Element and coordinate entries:
-- -- --
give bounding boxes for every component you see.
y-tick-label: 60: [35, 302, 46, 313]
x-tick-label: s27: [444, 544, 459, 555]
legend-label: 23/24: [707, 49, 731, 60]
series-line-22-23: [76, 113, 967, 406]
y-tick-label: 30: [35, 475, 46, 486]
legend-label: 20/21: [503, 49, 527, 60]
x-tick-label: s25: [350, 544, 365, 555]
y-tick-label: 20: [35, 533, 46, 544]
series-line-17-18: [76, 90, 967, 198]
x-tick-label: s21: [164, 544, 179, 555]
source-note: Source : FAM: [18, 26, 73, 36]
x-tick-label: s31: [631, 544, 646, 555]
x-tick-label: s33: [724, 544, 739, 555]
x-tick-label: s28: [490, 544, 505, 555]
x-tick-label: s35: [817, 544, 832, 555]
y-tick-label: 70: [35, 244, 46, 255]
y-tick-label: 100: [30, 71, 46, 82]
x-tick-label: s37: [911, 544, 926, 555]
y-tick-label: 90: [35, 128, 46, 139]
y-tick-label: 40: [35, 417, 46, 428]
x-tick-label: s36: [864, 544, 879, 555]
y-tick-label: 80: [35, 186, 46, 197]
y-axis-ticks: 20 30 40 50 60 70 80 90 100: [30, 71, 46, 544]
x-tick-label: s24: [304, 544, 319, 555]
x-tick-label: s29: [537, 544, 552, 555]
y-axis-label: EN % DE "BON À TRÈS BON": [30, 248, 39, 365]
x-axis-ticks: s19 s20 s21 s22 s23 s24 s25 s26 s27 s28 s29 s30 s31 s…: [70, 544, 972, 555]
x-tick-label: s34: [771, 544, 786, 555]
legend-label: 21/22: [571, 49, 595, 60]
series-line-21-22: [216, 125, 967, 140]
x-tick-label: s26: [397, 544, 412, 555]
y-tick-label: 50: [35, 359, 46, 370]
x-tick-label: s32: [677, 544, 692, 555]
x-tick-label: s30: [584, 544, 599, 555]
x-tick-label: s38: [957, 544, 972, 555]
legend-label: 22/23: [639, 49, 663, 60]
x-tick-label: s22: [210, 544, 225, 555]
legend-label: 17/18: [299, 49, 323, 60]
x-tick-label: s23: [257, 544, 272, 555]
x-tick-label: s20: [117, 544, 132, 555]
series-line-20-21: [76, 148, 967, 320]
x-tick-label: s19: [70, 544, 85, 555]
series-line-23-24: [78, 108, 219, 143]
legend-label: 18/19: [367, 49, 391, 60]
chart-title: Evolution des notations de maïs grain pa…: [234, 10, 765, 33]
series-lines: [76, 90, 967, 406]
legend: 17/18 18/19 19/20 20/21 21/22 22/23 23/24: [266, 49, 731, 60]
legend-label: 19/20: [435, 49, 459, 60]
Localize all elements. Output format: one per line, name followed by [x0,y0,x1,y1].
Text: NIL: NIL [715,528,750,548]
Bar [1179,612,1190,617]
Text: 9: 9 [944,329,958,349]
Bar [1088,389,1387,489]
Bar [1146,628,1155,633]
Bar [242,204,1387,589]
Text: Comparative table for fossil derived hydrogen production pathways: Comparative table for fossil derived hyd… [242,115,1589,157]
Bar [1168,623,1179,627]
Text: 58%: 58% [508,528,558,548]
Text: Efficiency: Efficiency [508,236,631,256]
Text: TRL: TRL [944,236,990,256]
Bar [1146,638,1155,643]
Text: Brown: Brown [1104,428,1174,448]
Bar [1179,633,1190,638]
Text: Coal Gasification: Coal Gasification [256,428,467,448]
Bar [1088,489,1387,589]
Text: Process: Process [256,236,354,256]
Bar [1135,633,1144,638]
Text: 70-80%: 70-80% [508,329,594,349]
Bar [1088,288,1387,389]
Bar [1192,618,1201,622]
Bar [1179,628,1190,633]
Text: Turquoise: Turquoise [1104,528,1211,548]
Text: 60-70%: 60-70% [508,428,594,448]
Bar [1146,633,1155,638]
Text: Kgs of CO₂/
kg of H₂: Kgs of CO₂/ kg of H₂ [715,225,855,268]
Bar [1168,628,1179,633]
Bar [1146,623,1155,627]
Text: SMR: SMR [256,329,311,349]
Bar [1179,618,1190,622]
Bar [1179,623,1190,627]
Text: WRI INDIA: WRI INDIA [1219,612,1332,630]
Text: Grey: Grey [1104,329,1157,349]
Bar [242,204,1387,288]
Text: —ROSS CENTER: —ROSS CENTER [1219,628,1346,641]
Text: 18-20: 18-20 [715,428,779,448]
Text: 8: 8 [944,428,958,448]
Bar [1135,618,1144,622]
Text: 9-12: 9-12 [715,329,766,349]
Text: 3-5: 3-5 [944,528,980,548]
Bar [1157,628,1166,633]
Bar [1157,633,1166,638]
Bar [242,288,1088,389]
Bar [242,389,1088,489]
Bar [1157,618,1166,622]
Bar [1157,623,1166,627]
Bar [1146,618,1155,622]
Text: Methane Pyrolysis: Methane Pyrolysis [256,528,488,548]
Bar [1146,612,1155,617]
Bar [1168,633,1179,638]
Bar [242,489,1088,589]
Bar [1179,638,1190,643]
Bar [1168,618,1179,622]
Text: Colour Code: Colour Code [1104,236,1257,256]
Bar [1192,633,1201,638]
-- -- --
=== Your goal ===
Return each line from the entries that contains the string "axis".

=== Full response ===
y-axis-ticks: 20 30 40 50 60 70 80 90 100: [30, 71, 46, 544]
y-axis-label: EN % DE "BON À TRÈS BON": [30, 248, 39, 365]
x-axis-ticks: s19 s20 s21 s22 s23 s24 s25 s26 s27 s28 s29 s30 s31 s…: [70, 544, 972, 555]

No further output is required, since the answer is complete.